* _What this exercise asks_
(A) From the citrus grafting guide below, reproduce the passage between "We were left" and "when peg grafting.", inclusive.
(B) Decide whether each statement agrees with the citrus grafting guide below, answering yes or no and quoting the deciding words of the guide: (i) In Crete, the suitable time for peg grafting is March through April. (ii) Donor branches should be cut to a length of about 20 cm. (iii) The sour orange tree is less drought resilient than normal sweet oranges.

* _Document excerpt_
####
We were left with several citrus trees which had reverted back to their root stock, which is the sour orange (Νεράντζι), or Seville orange. This fruit is super to make marmalade and other sweets, and the tree is more drought resilient than normal sweet oranges, but saying that, 6 or 7 of them, is way too many for my needs.
So, I endeavoured to graft them, with a more palatable fruit.
I have covered olive tree, peg grafting briefly on another post, so here is a more detailed instruction for citrus trees. The procedure is pretty much the same.
A good grafting knife, or failing that, a good pen knife
Binding materials, hemp, reed, or grafting tape
An old towel, or kitchen roll, wet
The job requires a steady hand, patience and time, so make sure you`re able to meet these points. Also, timing is important when peg grafting.
1 – As sap runs thick and fast in Spring, then this is obviously the most suitable time, ie here in Crete, March thru` April. If you have a more favourable climate than Crete, then the time frame may be extended.
2 – Study your true fruiting trees for suitable donors. The thickness of the donor is relevant to how thick your root stock trunk is. If you have a root stock trunk the thickness of an egg, then the donor should be approximately the thickness of a pencil or slightly thicker. Choosing from this year`s growth a branch with rigidity and carrying more than 4/6 leaves. In the crux of the leaves, close to the leaf stem, on the upper side, there should be a small bump, like a pimple, this is an unopened bud, which will develop into a new shoot. Discard branches which don`t have this bump.
3– Preparation of the donors can be done in comfort at the kitchen table before attending to the tree in question. Chop the chosen branch to length approx. 12/15 cms. Wrap your cut end in a wet towel or kitchen roll to keep it fresh. In a tree trunk the thickness of an egg, you can usually insert up to 3 pegs successfully.
####
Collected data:

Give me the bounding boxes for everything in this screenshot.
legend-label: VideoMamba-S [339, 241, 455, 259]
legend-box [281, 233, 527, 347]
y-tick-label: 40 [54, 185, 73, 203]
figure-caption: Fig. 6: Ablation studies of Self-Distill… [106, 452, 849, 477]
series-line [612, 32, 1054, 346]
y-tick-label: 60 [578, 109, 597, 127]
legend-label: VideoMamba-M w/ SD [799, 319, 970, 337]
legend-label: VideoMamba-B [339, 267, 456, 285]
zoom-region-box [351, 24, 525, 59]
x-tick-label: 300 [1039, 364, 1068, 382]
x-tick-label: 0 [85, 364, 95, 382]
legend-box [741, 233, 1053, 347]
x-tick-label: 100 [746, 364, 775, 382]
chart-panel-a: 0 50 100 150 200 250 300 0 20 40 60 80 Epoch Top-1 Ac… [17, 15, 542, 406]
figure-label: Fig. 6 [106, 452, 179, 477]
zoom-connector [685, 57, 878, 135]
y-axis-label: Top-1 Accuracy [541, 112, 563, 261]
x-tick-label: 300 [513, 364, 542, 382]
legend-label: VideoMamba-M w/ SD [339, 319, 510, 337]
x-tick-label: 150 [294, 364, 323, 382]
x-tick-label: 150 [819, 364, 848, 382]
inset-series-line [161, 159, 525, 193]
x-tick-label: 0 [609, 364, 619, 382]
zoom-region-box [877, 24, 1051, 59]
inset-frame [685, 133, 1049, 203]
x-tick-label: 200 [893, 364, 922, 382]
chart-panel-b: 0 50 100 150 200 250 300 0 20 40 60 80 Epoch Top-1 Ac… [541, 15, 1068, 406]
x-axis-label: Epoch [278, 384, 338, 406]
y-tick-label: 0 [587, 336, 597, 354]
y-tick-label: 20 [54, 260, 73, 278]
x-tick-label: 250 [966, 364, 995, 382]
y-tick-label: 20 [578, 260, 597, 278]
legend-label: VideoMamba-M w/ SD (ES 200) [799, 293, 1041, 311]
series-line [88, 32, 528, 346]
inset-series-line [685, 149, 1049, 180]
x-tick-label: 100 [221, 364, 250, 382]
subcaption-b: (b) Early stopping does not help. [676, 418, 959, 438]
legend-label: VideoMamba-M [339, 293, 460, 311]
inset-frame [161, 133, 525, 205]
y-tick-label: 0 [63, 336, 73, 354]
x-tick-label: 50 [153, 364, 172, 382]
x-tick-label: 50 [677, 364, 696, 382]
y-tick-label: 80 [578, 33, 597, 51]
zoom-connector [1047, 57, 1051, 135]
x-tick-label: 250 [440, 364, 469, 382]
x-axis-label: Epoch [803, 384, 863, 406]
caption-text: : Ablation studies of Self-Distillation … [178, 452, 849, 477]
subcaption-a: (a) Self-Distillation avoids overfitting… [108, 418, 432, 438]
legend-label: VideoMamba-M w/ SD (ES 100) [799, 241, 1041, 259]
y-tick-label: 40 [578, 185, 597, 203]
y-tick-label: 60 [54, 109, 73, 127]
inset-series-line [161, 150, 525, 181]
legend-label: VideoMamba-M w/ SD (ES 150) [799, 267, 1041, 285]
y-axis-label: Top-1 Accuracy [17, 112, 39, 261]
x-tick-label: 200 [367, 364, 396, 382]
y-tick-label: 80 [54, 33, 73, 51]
####
* _Results for each task_
(A)
We were left with several citrus trees which had reverted back to their root stock, which is the sour orange (Νεράντζι), or Seville orange. This fruit is super to make marmalade and other sweets, and the tree is more drought resilient than normal sweet oranges, but saying that, 6 or 7 of them, is way too many for my needs.
So, I endeavoured to graft them, with a more palatable fruit.
I have covered olive tree, peg grafting briefly on another post, so here is a more detailed instruction for citrus trees. The procedure is pretty much the same.
A good grafting knife, or failing that, a good pen knife
Binding materials, hemp, reed, or grafting tape
An old towel, or kitchen roll, wet
The job requires a steady hand, patience and time, so make sure you`re able to meet these points. Also, timing is important when peg grafting.

(B)
(i) Yes: "here in Crete, March thru` April"
(ii) No: "Chop the chosen branch to length approx. 12/15 cms."
(iii) No: "the tree is more drought resilient than normal sweet oranges"